## START
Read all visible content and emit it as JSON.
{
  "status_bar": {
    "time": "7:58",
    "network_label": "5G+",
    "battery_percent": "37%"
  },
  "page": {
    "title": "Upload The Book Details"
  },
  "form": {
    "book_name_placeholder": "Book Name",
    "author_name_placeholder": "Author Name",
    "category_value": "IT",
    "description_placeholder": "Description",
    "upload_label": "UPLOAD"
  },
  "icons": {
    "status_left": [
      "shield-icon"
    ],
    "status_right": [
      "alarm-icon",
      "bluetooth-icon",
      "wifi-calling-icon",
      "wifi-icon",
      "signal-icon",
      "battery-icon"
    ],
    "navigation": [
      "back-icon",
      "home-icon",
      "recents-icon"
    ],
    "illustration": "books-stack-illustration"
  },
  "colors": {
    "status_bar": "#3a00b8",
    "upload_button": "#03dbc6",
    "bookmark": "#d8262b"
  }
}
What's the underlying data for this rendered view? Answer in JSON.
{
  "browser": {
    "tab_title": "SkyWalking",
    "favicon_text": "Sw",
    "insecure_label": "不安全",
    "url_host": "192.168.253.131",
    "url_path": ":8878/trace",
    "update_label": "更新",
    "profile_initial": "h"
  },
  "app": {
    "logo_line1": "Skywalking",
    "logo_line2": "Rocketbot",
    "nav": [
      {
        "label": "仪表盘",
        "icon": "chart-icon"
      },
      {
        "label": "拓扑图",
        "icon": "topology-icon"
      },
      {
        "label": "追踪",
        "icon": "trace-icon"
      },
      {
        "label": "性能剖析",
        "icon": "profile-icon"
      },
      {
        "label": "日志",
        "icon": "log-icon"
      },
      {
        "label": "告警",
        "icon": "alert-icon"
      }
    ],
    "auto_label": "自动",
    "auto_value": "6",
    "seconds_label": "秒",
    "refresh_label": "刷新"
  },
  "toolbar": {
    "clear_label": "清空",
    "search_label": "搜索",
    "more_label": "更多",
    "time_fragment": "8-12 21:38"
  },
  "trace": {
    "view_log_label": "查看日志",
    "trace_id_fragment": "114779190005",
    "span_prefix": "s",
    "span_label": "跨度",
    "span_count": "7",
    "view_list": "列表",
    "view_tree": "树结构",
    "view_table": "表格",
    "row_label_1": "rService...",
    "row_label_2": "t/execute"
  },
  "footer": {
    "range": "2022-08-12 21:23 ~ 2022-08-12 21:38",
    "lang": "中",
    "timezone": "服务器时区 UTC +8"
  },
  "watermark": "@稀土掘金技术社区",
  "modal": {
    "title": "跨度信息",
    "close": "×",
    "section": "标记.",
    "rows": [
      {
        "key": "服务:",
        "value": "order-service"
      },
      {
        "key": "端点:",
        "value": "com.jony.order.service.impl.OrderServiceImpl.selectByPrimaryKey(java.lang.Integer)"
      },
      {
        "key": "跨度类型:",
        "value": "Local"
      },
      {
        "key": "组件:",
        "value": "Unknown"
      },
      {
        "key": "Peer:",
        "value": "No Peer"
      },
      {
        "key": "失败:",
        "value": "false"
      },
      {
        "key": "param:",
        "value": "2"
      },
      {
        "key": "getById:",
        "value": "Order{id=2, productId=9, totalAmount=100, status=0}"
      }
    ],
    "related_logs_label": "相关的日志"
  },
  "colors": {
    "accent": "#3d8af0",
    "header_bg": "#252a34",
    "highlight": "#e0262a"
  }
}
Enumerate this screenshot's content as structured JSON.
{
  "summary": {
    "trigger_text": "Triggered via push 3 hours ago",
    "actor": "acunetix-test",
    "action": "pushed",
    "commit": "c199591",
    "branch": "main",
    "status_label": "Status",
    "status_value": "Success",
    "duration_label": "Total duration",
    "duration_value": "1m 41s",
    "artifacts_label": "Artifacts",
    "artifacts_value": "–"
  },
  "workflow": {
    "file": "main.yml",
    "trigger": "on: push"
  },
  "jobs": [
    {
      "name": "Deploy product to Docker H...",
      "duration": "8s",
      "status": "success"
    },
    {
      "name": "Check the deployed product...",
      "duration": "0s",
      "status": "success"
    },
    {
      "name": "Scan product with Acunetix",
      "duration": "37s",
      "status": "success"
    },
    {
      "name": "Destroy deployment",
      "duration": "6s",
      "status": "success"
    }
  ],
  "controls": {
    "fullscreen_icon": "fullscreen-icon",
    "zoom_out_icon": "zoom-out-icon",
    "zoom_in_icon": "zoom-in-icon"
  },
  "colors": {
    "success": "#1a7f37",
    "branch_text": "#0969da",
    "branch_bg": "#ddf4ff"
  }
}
## END
(THE EXERCISE):
Write down the number of lines where the word "zoom" appears, and nothing further.

(EXERCISE RESULT):
2